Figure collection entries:
>> start

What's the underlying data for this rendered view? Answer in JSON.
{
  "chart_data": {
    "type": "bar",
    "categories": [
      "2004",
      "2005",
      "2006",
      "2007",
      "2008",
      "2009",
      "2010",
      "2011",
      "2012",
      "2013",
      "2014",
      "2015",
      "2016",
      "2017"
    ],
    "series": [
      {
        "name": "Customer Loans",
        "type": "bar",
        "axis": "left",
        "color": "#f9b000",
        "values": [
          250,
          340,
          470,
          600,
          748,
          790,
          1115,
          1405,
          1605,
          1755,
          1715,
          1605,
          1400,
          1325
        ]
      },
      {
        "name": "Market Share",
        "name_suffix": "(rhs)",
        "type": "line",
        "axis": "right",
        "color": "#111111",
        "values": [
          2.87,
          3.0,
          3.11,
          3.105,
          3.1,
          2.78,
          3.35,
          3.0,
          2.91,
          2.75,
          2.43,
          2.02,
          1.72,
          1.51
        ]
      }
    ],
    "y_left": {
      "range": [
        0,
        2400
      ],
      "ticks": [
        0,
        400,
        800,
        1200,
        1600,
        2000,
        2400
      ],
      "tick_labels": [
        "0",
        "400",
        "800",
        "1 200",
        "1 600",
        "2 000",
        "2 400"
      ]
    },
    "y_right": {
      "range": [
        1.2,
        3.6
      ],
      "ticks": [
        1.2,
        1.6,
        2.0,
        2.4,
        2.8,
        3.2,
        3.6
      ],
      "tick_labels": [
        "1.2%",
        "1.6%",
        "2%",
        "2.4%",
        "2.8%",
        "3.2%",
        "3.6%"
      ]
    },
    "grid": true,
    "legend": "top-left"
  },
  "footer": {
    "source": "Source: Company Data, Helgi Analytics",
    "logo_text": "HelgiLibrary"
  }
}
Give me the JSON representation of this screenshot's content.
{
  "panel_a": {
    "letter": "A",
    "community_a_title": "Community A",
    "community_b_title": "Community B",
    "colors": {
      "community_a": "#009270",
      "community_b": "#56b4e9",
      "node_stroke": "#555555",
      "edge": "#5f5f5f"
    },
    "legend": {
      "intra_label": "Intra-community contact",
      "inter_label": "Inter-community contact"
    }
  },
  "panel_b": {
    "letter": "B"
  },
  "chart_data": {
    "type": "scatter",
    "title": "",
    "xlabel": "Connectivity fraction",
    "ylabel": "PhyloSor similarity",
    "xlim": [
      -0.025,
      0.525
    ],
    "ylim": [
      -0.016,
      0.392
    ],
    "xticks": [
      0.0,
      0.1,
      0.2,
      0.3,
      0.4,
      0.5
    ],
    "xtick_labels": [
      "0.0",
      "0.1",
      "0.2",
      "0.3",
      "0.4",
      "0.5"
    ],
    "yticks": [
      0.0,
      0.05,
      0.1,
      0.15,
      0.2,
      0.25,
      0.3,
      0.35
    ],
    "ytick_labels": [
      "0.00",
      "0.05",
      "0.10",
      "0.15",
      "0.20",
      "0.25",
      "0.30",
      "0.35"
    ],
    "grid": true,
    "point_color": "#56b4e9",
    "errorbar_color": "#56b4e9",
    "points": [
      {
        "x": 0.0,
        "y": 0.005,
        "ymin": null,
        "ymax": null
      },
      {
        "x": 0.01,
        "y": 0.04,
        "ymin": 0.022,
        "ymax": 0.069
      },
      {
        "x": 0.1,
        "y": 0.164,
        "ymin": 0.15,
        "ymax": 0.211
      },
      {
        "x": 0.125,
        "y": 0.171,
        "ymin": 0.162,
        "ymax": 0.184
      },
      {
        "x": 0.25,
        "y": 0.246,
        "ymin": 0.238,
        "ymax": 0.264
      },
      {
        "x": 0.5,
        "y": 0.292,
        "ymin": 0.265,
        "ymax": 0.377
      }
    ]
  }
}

>> end

→ **Exercise instructions**
Please output the entries above, every line exactly as it reads.

→ **Result below**
What's the underlying data for this rendered view? Answer in JSON.
{
  "chart_data": {
    "type": "bar",
    "categories": [
      "2004",
      "2005",
      "2006",
      "2007",
      "2008",
      "2009",
      "2010",
      "2011",
      "2012",
      "2013",
      "2014",
      "2015",
      "2016",
      "2017"
    ],
    "series": [
      {
        "name": "Customer Loans",
        "type": "bar",
        "axis": "left",
        "color": "#f9b000",
        "values": [
          250,
          340,
          470,
          600,
          748,
          790,
          1115,
          1405,
          1605,
          1755,
          1715,
          1605,
          1400,
          1325
        ]
      },
      {
        "name": "Market Share",
        "name_suffix": "(rhs)",
        "type": "line",
        "axis": "right",
        "color": "#111111",
        "values": [
          2.87,
          3.0,
          3.11,
          3.105,
          3.1,
          2.78,
          3.35,
          3.0,
          2.91,
          2.75,
          2.43,
          2.02,
          1.72,
          1.51
        ]
      }
    ],
    "y_left": {
      "range": [
        0,
        2400
      ],
      "ticks": [
        0,
        400,
        800,
        1200,
        1600,
        2000,
        2400
      ],
      "tick_labels": [
        "0",
        "400",
        "800",
        "1 200",
        "1 600",
        "2 000",
        "2 400"
      ]
    },
    "y_right": {
      "range": [
        1.2,
        3.6
      ],
      "ticks": [
        1.2,
        1.6,
        2.0,
        2.4,
        2.8,
        3.2,
        3.6
      ],
      "tick_labels": [
        "1.2%",
        "1.6%",
        "2%",
        "2.4%",
        "2.8%",
        "3.2%",
        "3.6%"
      ]
    },
    "grid": true,
    "legend": "top-left"
  },
  "footer": {
    "source": "Source: Company Data, Helgi Analytics",
    "logo_text": "HelgiLibrary"
  }
}
Give me the JSON representation of this screenshot's content.
{
  "panel_a": {
    "letter": "A",
    "community_a_title": "Community A",
    "community_b_title": "Community B",
    "colors": {
      "community_a": "#009270",
      "community_b": "#56b4e9",
      "node_stroke": "#555555",
      "edge": "#5f5f5f"
    },
    "legend": {
      "intra_label": "Intra-community contact",
      "inter_label": "Inter-community contact"
    }
  },
  "panel_b": {
    "letter": "B"
  },
  "chart_data": {
    "type": "scatter",
    "title": "",
    "xlabel": "Connectivity fraction",
    "ylabel": "PhyloSor similarity",
    "xlim": [
      -0.025,
      0.525
    ],
    "ylim": [
      -0.016,
      0.392
    ],
    "xticks": [
      0.0,
      0.1,
      0.2,
      0.3,
      0.4,
      0.5
    ],
    "xtick_labels": [
      "0.0",
      "0.1",
      "0.2",
      "0.3",
      "0.4",
      "0.5"
    ],
    "yticks": [
      0.0,
      0.05,
      0.1,
      0.15,
      0.2,
      0.25,
      0.3,
      0.35
    ],
    "ytick_labels": [
      "0.00",
      "0.05",
      "0.10",
      "0.15",
      "0.20",
      "0.25",
      "0.30",
      "0.35"
    ],
    "grid": true,
    "point_color": "#56b4e9",
    "errorbar_color": "#56b4e9",
    "points": [
      {
        "x": 0.0,
        "y": 0.005,
        "ymin": null,
        "ymax": null
      },
      {
        "x": 0.01,
        "y": 0.04,
        "ymin": 0.022,
        "ymax": 0.069
      },
      {
        "x": 0.1,
        "y": 0.164,
        "ymin": 0.15,
        "ymax": 0.211
      },
      {
        "x": 0.125,
        "y": 0.171,
        "ymin": 0.162,
        "ymax": 0.184
      },
      {
        "x": 0.25,
        "y": 0.246,
        "ymin": 0.238,
        "ymax": 0.264
      },
      {
        "x": 0.5,
        "y": 0.292,
        "ymin": 0.265,
        "ymax": 0.377
      }
    ]
  }
}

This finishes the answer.